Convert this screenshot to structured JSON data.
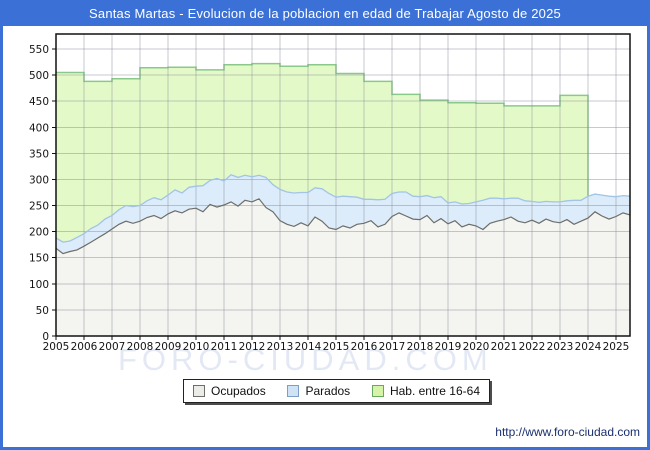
{
  "window": {
    "title": "Santas Martas - Evolucion de la poblacion en edad de Trabajar Agosto de 2025",
    "footer_url": "http://www.foro-ciudad.com",
    "watermark": "FORO-CIUDAD.COM",
    "accent_color": "#3b70d6"
  },
  "chart_data": {
    "type": "area",
    "title": "Santas Martas - Evolucion de la poblacion en edad de Trabajar Agosto de 2025",
    "xlabel": "",
    "ylabel": "",
    "xlim": [
      2005,
      2025.5
    ],
    "ylim": [
      0,
      550
    ],
    "grid": true,
    "legend_position": "bottom",
    "x_ticks": [
      2005,
      2006,
      2007,
      2008,
      2009,
      2010,
      2011,
      2012,
      2013,
      2014,
      2015,
      2016,
      2017,
      2018,
      2019,
      2020,
      2021,
      2022,
      2023,
      2024,
      2025
    ],
    "y_ticks": [
      0,
      50,
      100,
      150,
      200,
      250,
      300,
      350,
      400,
      450,
      500,
      550
    ],
    "legend": [
      {
        "label": "Ocupados",
        "fill": "#ebebe8",
        "stroke": "#6d6d6a"
      },
      {
        "label": "Parados",
        "fill": "#cfe2f6",
        "stroke": "#7d9ec7"
      },
      {
        "label": "Hab. entre 16-64",
        "fill": "#d6f4a8",
        "stroke": "#6aa85f"
      }
    ],
    "series": [
      {
        "name": "Hab. entre 16-64",
        "mode": "step-yearly",
        "x_start": 2005,
        "x_end": 2024,
        "fill": "#e3fac8",
        "stroke": "#8bc98b",
        "values": [
          505,
          488,
          493,
          514,
          515,
          510,
          520,
          522,
          517,
          520,
          503,
          488,
          463,
          452,
          447,
          446,
          441,
          441,
          461
        ]
      },
      {
        "name": "Parados",
        "mode": "band-above",
        "base": "Ocupados",
        "x_start": 2005,
        "dx": 0.25,
        "fill": "#dcecfa",
        "stroke": "#a2c4e6",
        "values": [
          20,
          22,
          20,
          24,
          24,
          26,
          25,
          28,
          26,
          28,
          30,
          32,
          30,
          32,
          34,
          36,
          36,
          40,
          38,
          42,
          42,
          50,
          46,
          55,
          46,
          52,
          55,
          48,
          48,
          45,
          58,
          52,
          60,
          62,
          64,
          58,
          64,
          56,
          62,
          66,
          62,
          57,
          60,
          52,
          46,
          41,
          52,
          48,
          44,
          40,
          46,
          44,
          44,
          38,
          48,
          42,
          40,
          36,
          44,
          40,
          46,
          56,
          48,
          44,
          40,
          36,
          44,
          42,
          36,
          40,
          34,
          38,
          40,
          36,
          46,
          40,
          42,
          34,
          40,
          44,
          38,
          33,
          36
        ]
      },
      {
        "name": "Ocupados",
        "mode": "area",
        "x_start": 2005,
        "dx": 0.25,
        "fill": "#f4f4f1",
        "stroke": "#6d6d6a",
        "values": [
          168,
          158,
          162,
          165,
          172,
          180,
          188,
          196,
          205,
          214,
          220,
          216,
          220,
          227,
          231,
          225,
          234,
          240,
          236,
          243,
          245,
          238,
          252,
          247,
          251,
          257,
          249,
          260,
          257,
          263,
          246,
          238,
          221,
          214,
          210,
          217,
          211,
          228,
          220,
          207,
          204,
          211,
          207,
          214,
          216,
          221,
          209,
          214,
          229,
          236,
          230,
          224,
          223,
          231,
          217,
          225,
          215,
          221,
          209,
          214,
          211,
          204,
          216,
          220,
          223,
          228,
          220,
          217,
          222,
          216,
          224,
          219,
          217,
          223,
          214,
          220,
          226,
          238,
          230,
          224,
          229,
          236,
          232
        ]
      }
    ]
  }
}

+++

→ **GIVEN TASK**: Each entry shown above must be quoted exactly, with its pictures left out.

→ **WRITTEN RESPONSE**:
Convert this screenshot to structured JSON data.
{
  "window": {
    "title": "Santas Martas - Evolucion de la poblacion en edad de Trabajar Agosto de 2025",
    "footer_url": "http://www.foro-ciudad.com",
    "watermark": "FORO-CIUDAD.COM",
    "accent_color": "#3b70d6"
  },
  "chart_data": {
    "type": "area",
    "title": "Santas Martas - Evolucion de la poblacion en edad de Trabajar Agosto de 2025",
    "xlabel": "",
    "ylabel": "",
    "xlim": [
      2005,
      2025.5
    ],
    "ylim": [
      0,
      550
    ],
    "grid": true,
    "legend_position": "bottom",
    "x_ticks": [
      2005,
      2006,
      2007,
      2008,
      2009,
      2010,
      2011,
      2012,
      2013,
      2014,
      2015,
      2016,
      2017,
      2018,
      2019,
      2020,
      2021,
      2022,
      2023,
      2024,
      2025
    ],
    "y_ticks": [
      0,
      50,
      100,
      150,
      200,
      250,
      300,
      350,
      400,
      450,
      500,
      550
    ],
    "legend": [
      {
        "label": "Ocupados",
        "fill": "#ebebe8",
        "stroke": "#6d6d6a"
      },
      {
        "label": "Parados",
        "fill": "#cfe2f6",
        "stroke": "#7d9ec7"
      },
      {
        "label": "Hab. entre 16-64",
        "fill": "#d6f4a8",
        "stroke": "#6aa85f"
      }
    ],
    "series": [
      {
        "name": "Hab. entre 16-64",
        "mode": "step-yearly",
        "x_start": 2005,
        "x_end": 2024,
        "fill": "#e3fac8",
        "stroke": "#8bc98b",
        "values": [
          505,
          488,
          493,
          514,
          515,
          510,
          520,
          522,
          517,
          520,
          503,
          488,
          463,
          452,
          447,
          446,
          441,
          441,
          461
        ]
      },
      {
        "name": "Parados",
        "mode": "band-above",
        "base": "Ocupados",
        "x_start": 2005,
        "dx": 0.25,
        "fill": "#dcecfa",
        "stroke": "#a2c4e6",
        "values": [
          20,
          22,
          20,
          24,
          24,
          26,
          25,
          28,
          26,
          28,
          30,
          32,
          30,
          32,
          34,
          36,
          36,
          40,
          38,
          42,
          42,
          50,
          46,
          55,
          46,
          52,
          55,
          48,
          48,
          45,
          58,
          52,
          60,
          62,
          64,
          58,
          64,
          56,
          62,
          66,
          62,
          57,
          60,
          52,
          46,
          41,
          52,
          48,
          44,
          40,
          46,
          44,
          44,
          38,
          48,
          42,
          40,
          36,
          44,
          40,
          46,
          56,
          48,
          44,
          40,
          36,
          44,
          42,
          36,
          40,
          34,
          38,
          40,
          36,
          46,
          40,
          42,
          34,
          40,
          44,
          38,
          33,
          36
        ]
      },
      {
        "name": "Ocupados",
        "mode": "area",
        "x_start": 2005,
        "dx": 0.25,
        "fill": "#f4f4f1",
        "stroke": "#6d6d6a",
        "values": [
          168,
          158,
          162,
          165,
          172,
          180,
          188,
          196,
          205,
          214,
          220,
          216,
          220,
          227,
          231,
          225,
          234,
          240,
          236,
          243,
          245,
          238,
          252,
          247,
          251,
          257,
          249,
          260,
          257,
          263,
          246,
          238,
          221,
          214,
          210,
          217,
          211,
          228,
          220,
          207,
          204,
          211,
          207,
          214,
          216,
          221,
          209,
          214,
          229,
          236,
          230,
          224,
          223,
          231,
          217,
          225,
          215,
          221,
          209,
          214,
          211,
          204,
          216,
          220,
          223,
          228,
          220,
          217,
          222,
          216,
          224,
          219,
          217,
          223,
          214,
          220,
          226,
          238,
          230,
          224,
          229,
          236,
          232
        ]
      }
    ]
  }
}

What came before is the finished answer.